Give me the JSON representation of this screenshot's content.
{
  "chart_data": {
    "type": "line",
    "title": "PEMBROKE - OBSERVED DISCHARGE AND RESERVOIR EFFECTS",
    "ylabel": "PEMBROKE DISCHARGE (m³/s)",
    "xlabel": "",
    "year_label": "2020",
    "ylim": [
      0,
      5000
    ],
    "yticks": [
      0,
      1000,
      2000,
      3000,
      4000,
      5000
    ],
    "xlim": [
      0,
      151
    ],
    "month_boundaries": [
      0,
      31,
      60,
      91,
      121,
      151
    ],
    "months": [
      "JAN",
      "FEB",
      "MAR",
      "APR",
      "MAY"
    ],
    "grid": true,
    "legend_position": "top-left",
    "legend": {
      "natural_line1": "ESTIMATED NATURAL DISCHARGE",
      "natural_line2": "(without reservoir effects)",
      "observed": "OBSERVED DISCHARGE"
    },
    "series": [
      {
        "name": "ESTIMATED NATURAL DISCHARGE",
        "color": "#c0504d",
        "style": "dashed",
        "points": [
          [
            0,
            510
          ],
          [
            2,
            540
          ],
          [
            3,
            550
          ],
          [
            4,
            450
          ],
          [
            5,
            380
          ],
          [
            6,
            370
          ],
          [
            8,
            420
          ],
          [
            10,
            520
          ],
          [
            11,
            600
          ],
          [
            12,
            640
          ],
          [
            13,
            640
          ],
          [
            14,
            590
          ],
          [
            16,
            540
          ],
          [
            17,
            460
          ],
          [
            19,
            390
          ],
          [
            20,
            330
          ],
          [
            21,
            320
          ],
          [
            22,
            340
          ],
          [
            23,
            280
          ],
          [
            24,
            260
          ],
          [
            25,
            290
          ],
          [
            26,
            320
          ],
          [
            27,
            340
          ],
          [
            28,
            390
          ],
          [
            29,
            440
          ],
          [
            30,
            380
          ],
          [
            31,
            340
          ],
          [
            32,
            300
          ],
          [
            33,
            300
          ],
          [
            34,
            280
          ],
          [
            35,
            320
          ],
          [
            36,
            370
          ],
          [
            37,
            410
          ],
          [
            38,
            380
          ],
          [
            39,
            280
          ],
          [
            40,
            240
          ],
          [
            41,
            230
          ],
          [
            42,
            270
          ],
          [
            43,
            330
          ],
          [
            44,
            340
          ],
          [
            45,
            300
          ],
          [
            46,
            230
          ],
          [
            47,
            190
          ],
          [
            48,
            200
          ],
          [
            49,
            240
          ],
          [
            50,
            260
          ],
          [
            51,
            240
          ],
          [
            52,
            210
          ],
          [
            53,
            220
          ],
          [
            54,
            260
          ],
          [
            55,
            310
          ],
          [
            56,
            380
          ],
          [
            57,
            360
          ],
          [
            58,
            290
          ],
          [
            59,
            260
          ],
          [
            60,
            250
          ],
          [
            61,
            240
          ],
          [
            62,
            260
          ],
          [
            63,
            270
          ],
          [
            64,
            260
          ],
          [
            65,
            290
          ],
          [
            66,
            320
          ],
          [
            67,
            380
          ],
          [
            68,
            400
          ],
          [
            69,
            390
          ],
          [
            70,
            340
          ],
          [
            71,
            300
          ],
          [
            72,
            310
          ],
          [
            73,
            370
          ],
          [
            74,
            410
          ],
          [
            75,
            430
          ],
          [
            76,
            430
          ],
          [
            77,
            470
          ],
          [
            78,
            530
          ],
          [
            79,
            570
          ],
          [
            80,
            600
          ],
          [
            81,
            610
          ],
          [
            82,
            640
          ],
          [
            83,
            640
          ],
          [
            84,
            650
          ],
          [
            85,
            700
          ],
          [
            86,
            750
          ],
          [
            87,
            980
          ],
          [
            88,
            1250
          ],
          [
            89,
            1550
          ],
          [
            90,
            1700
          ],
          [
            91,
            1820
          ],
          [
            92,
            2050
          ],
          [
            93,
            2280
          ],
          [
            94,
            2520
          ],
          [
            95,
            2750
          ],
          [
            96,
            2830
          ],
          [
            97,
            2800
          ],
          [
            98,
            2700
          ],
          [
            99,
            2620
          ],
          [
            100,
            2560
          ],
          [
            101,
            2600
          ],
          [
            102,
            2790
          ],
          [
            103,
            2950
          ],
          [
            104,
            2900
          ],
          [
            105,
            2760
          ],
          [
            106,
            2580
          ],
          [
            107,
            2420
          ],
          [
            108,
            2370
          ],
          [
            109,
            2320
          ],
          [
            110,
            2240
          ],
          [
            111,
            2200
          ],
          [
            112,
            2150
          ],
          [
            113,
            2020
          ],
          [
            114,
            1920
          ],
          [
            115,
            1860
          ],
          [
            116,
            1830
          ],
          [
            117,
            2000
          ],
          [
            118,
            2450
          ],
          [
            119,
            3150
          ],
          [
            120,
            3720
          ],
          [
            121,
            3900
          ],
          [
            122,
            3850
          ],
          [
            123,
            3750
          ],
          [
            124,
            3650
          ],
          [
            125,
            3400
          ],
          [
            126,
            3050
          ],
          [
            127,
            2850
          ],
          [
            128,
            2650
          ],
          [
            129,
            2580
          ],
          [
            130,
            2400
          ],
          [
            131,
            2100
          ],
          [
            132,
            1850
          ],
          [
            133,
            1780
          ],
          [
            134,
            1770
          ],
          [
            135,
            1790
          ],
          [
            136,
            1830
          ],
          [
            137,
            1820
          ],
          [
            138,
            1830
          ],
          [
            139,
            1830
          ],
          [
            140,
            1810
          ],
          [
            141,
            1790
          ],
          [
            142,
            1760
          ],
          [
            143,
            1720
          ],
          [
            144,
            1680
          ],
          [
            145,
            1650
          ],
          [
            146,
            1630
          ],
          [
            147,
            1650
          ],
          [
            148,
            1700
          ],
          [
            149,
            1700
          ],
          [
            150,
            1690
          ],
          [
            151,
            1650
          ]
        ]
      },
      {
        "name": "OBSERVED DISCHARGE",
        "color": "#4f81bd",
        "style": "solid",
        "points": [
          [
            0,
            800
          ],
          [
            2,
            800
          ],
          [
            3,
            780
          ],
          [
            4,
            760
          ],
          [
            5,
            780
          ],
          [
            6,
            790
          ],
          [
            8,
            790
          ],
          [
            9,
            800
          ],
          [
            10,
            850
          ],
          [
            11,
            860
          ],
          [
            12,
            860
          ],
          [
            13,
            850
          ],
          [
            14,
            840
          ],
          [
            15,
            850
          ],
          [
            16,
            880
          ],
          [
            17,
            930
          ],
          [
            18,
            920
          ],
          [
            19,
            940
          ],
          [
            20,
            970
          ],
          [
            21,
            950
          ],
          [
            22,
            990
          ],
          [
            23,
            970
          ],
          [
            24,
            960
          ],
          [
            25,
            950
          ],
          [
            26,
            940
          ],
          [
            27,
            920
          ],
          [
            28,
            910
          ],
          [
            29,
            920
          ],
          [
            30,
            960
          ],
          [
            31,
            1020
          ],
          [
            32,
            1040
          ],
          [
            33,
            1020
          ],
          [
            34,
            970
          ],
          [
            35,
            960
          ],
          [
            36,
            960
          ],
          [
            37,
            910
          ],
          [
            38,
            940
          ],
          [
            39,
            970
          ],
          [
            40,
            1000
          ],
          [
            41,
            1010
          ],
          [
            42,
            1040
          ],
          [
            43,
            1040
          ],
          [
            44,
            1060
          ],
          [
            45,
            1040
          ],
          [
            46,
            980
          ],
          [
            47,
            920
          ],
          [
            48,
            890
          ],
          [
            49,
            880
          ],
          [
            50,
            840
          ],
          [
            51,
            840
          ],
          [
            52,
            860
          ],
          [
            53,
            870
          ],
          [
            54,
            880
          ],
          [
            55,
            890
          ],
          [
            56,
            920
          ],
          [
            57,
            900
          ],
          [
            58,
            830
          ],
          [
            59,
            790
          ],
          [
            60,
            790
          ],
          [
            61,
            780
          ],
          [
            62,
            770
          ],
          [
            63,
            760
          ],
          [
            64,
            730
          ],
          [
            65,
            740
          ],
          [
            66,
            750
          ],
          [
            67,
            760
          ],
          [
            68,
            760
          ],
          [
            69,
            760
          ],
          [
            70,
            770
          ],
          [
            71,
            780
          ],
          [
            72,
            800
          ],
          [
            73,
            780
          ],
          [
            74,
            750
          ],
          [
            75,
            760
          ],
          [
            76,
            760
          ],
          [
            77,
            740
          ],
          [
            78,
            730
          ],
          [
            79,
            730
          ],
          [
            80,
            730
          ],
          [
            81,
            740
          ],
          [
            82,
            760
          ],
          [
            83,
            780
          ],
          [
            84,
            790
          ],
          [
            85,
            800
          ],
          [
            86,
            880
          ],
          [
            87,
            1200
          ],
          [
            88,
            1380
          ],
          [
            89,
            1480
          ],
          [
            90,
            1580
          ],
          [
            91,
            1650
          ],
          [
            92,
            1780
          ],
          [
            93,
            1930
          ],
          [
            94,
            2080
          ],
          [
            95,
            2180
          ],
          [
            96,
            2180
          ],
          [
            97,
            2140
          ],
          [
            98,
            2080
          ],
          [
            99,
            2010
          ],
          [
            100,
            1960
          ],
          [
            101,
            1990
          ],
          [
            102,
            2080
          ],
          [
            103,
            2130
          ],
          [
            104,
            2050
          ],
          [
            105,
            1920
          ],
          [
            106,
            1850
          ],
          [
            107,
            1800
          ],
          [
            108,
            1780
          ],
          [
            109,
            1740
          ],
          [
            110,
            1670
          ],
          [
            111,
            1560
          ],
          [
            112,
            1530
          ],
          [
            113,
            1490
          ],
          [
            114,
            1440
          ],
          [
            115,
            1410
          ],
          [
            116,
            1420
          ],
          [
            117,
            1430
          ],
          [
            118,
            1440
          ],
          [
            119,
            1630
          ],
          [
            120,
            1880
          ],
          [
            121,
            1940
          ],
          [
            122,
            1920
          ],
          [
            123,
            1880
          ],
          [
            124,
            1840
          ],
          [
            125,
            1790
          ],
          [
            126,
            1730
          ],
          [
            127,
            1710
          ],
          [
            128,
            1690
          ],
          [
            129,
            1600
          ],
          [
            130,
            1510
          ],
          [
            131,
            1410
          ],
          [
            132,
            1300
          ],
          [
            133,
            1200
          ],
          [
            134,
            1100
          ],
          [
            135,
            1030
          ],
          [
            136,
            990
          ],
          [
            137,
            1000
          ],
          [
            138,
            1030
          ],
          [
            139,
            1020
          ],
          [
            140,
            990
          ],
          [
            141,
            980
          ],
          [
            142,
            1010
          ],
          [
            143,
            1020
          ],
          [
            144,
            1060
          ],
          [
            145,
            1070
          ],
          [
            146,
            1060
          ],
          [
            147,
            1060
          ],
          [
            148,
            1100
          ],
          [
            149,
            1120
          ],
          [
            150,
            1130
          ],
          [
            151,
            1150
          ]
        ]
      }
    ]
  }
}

==========

● **Given problem**: Take every line that includes the string "PEMBROKE" and copy it.

● **Response**:
    "title": "PEMBROKE - OBSERVED DISCHARGE AND RESERVOIR EFFECTS",
    "ylabel": "PEMBROKE DISCHARGE (m³/s)",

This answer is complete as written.